%%

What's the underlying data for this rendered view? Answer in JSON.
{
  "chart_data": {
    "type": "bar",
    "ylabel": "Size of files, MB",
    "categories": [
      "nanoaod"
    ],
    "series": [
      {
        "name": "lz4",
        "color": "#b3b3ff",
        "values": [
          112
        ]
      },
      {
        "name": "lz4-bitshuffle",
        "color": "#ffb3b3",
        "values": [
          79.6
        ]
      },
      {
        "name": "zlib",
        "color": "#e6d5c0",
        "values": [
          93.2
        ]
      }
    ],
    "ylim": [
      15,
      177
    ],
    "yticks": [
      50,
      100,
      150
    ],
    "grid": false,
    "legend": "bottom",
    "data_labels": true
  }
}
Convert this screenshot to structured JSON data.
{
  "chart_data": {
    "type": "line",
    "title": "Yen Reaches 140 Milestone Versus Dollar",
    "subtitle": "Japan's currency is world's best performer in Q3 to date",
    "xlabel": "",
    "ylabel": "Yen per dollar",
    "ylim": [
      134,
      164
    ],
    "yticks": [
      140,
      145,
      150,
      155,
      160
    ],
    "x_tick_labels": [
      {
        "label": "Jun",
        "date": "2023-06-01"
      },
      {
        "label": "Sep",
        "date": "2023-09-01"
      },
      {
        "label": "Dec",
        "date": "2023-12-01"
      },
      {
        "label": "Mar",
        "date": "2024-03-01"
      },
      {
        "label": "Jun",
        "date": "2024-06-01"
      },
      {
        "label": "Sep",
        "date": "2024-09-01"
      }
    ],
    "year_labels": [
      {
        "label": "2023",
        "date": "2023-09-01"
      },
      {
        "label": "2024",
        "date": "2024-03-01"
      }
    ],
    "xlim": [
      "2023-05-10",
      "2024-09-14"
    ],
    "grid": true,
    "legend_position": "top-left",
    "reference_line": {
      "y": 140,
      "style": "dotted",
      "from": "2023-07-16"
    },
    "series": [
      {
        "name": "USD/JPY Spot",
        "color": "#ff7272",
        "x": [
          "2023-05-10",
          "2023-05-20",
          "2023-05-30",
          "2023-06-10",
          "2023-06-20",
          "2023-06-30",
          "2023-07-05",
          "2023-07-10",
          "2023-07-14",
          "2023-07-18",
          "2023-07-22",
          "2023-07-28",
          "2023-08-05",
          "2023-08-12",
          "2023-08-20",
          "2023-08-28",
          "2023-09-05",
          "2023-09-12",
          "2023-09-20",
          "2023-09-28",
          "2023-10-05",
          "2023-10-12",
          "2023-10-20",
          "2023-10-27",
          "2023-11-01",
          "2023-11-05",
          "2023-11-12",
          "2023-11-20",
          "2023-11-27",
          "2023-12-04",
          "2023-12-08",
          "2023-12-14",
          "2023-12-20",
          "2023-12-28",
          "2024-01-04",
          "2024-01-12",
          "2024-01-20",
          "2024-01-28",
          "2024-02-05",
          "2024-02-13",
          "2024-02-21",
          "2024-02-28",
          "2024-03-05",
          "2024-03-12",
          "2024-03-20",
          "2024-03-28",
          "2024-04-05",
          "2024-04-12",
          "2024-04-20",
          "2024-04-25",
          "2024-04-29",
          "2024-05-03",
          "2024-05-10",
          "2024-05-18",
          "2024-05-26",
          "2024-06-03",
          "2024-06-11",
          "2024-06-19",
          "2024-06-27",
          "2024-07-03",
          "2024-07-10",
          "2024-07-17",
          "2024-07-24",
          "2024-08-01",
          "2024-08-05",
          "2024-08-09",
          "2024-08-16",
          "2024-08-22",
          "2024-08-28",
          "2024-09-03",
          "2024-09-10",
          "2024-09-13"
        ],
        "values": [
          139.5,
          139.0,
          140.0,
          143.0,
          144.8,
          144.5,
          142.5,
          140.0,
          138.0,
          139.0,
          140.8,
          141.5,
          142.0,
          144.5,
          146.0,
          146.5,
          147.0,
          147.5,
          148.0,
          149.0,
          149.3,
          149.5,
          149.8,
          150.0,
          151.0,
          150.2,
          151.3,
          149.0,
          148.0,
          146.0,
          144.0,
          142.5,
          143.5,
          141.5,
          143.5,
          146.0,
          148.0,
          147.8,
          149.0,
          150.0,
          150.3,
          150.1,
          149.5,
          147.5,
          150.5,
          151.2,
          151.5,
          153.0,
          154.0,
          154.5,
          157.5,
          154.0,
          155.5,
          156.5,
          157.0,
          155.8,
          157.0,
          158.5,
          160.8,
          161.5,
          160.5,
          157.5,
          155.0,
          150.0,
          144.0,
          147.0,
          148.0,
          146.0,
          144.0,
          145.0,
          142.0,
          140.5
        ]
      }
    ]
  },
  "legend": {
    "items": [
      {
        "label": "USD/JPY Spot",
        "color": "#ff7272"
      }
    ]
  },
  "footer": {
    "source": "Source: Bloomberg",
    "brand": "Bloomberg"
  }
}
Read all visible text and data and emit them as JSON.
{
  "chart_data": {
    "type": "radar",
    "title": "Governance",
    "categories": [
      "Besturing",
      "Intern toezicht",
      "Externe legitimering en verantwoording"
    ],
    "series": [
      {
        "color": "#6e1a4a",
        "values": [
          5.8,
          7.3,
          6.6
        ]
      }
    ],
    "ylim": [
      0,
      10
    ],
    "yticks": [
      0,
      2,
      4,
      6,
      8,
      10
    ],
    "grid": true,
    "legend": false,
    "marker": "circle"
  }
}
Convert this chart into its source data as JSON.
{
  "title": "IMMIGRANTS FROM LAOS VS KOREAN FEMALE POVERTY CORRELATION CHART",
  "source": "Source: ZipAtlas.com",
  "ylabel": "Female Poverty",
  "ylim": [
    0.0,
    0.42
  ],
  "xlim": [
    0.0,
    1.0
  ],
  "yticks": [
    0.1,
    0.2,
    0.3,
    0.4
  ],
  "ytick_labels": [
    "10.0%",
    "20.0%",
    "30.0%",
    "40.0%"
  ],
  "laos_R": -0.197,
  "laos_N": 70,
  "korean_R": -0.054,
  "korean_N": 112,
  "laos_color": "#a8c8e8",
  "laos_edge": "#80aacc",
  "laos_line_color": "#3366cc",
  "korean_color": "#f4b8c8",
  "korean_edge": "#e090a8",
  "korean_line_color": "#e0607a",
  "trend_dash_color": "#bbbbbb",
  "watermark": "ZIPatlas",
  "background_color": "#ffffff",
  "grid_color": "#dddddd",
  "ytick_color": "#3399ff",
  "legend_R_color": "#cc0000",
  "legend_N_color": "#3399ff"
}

%%

*YOUR TASK*. Give the listing again, word for word.

*RESULT BELOW*.
What's the underlying data for this rendered view? Answer in JSON.
{
  "chart_data": {
    "type": "bar",
    "ylabel": "Size of files, MB",
    "categories": [
      "nanoaod"
    ],
    "series": [
      {
        "name": "lz4",
        "color": "#b3b3ff",
        "values": [
          112
        ]
      },
      {
        "name": "lz4-bitshuffle",
        "color": "#ffb3b3",
        "values": [
          79.6
        ]
      },
      {
        "name": "zlib",
        "color": "#e6d5c0",
        "values": [
          93.2
        ]
      }
    ],
    "ylim": [
      15,
      177
    ],
    "yticks": [
      50,
      100,
      150
    ],
    "grid": false,
    "legend": "bottom",
    "data_labels": true
  }
}
Convert this screenshot to structured JSON data.
{
  "chart_data": {
    "type": "line",
    "title": "Yen Reaches 140 Milestone Versus Dollar",
    "subtitle": "Japan's currency is world's best performer in Q3 to date",
    "xlabel": "",
    "ylabel": "Yen per dollar",
    "ylim": [
      134,
      164
    ],
    "yticks": [
      140,
      145,
      150,
      155,
      160
    ],
    "x_tick_labels": [
      {
        "label": "Jun",
        "date": "2023-06-01"
      },
      {
        "label": "Sep",
        "date": "2023-09-01"
      },
      {
        "label": "Dec",
        "date": "2023-12-01"
      },
      {
        "label": "Mar",
        "date": "2024-03-01"
      },
      {
        "label": "Jun",
        "date": "2024-06-01"
      },
      {
        "label": "Sep",
        "date": "2024-09-01"
      }
    ],
    "year_labels": [
      {
        "label": "2023",
        "date": "2023-09-01"
      },
      {
        "label": "2024",
        "date": "2024-03-01"
      }
    ],
    "xlim": [
      "2023-05-10",
      "2024-09-14"
    ],
    "grid": true,
    "legend_position": "top-left",
    "reference_line": {
      "y": 140,
      "style": "dotted",
      "from": "2023-07-16"
    },
    "series": [
      {
        "name": "USD/JPY Spot",
        "color": "#ff7272",
        "x": [
          "2023-05-10",
          "2023-05-20",
          "2023-05-30",
          "2023-06-10",
          "2023-06-20",
          "2023-06-30",
          "2023-07-05",
          "2023-07-10",
          "2023-07-14",
          "2023-07-18",
          "2023-07-22",
          "2023-07-28",
          "2023-08-05",
          "2023-08-12",
          "2023-08-20",
          "2023-08-28",
          "2023-09-05",
          "2023-09-12",
          "2023-09-20",
          "2023-09-28",
          "2023-10-05",
          "2023-10-12",
          "2023-10-20",
          "2023-10-27",
          "2023-11-01",
          "2023-11-05",
          "2023-11-12",
          "2023-11-20",
          "2023-11-27",
          "2023-12-04",
          "2023-12-08",
          "2023-12-14",
          "2023-12-20",
          "2023-12-28",
          "2024-01-04",
          "2024-01-12",
          "2024-01-20",
          "2024-01-28",
          "2024-02-05",
          "2024-02-13",
          "2024-02-21",
          "2024-02-28",
          "2024-03-05",
          "2024-03-12",
          "2024-03-20",
          "2024-03-28",
          "2024-04-05",
          "2024-04-12",
          "2024-04-20",
          "2024-04-25",
          "2024-04-29",
          "2024-05-03",
          "2024-05-10",
          "2024-05-18",
          "2024-05-26",
          "2024-06-03",
          "2024-06-11",
          "2024-06-19",
          "2024-06-27",
          "2024-07-03",
          "2024-07-10",
          "2024-07-17",
          "2024-07-24",
          "2024-08-01",
          "2024-08-05",
          "2024-08-09",
          "2024-08-16",
          "2024-08-22",
          "2024-08-28",
          "2024-09-03",
          "2024-09-10",
          "2024-09-13"
        ],
        "values": [
          139.5,
          139.0,
          140.0,
          143.0,
          144.8,
          144.5,
          142.5,
          140.0,
          138.0,
          139.0,
          140.8,
          141.5,
          142.0,
          144.5,
          146.0,
          146.5,
          147.0,
          147.5,
          148.0,
          149.0,
          149.3,
          149.5,
          149.8,
          150.0,
          151.0,
          150.2,
          151.3,
          149.0,
          148.0,
          146.0,
          144.0,
          142.5,
          143.5,
          141.5,
          143.5,
          146.0,
          148.0,
          147.8,
          149.0,
          150.0,
          150.3,
          150.1,
          149.5,
          147.5,
          150.5,
          151.2,
          151.5,
          153.0,
          154.0,
          154.5,
          157.5,
          154.0,
          155.5,
          156.5,
          157.0,
          155.8,
          157.0,
          158.5,
          160.8,
          161.5,
          160.5,
          157.5,
          155.0,
          150.0,
          144.0,
          147.0,
          148.0,
          146.0,
          144.0,
          145.0,
          142.0,
          140.5
        ]
      }
    ]
  },
  "legend": {
    "items": [
      {
        "label": "USD/JPY Spot",
        "color": "#ff7272"
      }
    ]
  },
  "footer": {
    "source": "Source: Bloomberg",
    "brand": "Bloomberg"
  }
}
Read all visible text and data and emit them as JSON.
{
  "chart_data": {
    "type": "radar",
    "title": "Governance",
    "categories": [
      "Besturing",
      "Intern toezicht",
      "Externe legitimering en verantwoording"
    ],
    "series": [
      {
        "color": "#6e1a4a",
        "values": [
          5.8,
          7.3,
          6.6
        ]
      }
    ],
    "ylim": [
      0,
      10
    ],
    "yticks": [
      0,
      2,
      4,
      6,
      8,
      10
    ],
    "grid": true,
    "legend": false,
    "marker": "circle"
  }
}
Convert this chart into its source data as JSON.
{
  "title": "IMMIGRANTS FROM LAOS VS KOREAN FEMALE POVERTY CORRELATION CHART",
  "source": "Source: ZipAtlas.com",
  "ylabel": "Female Poverty",
  "ylim": [
    0.0,
    0.42
  ],
  "xlim": [
    0.0,
    1.0
  ],
  "yticks": [
    0.1,
    0.2,
    0.3,
    0.4
  ],
  "ytick_labels": [
    "10.0%",
    "20.0%",
    "30.0%",
    "40.0%"
  ],
  "laos_R": -0.197,
  "laos_N": 70,
  "korean_R": -0.054,
  "korean_N": 112,
  "laos_color": "#a8c8e8",
  "laos_edge": "#80aacc",
  "laos_line_color": "#3366cc",
  "korean_color": "#f4b8c8",
  "korean_edge": "#e090a8",
  "korean_line_color": "#e0607a",
  "trend_dash_color": "#bbbbbb",
  "watermark": "ZIPatlas",
  "background_color": "#ffffff",
  "grid_color": "#dddddd",
  "ytick_color": "#3399ff",
  "legend_R_color": "#cc0000",
  "legend_N_color": "#3399ff"
}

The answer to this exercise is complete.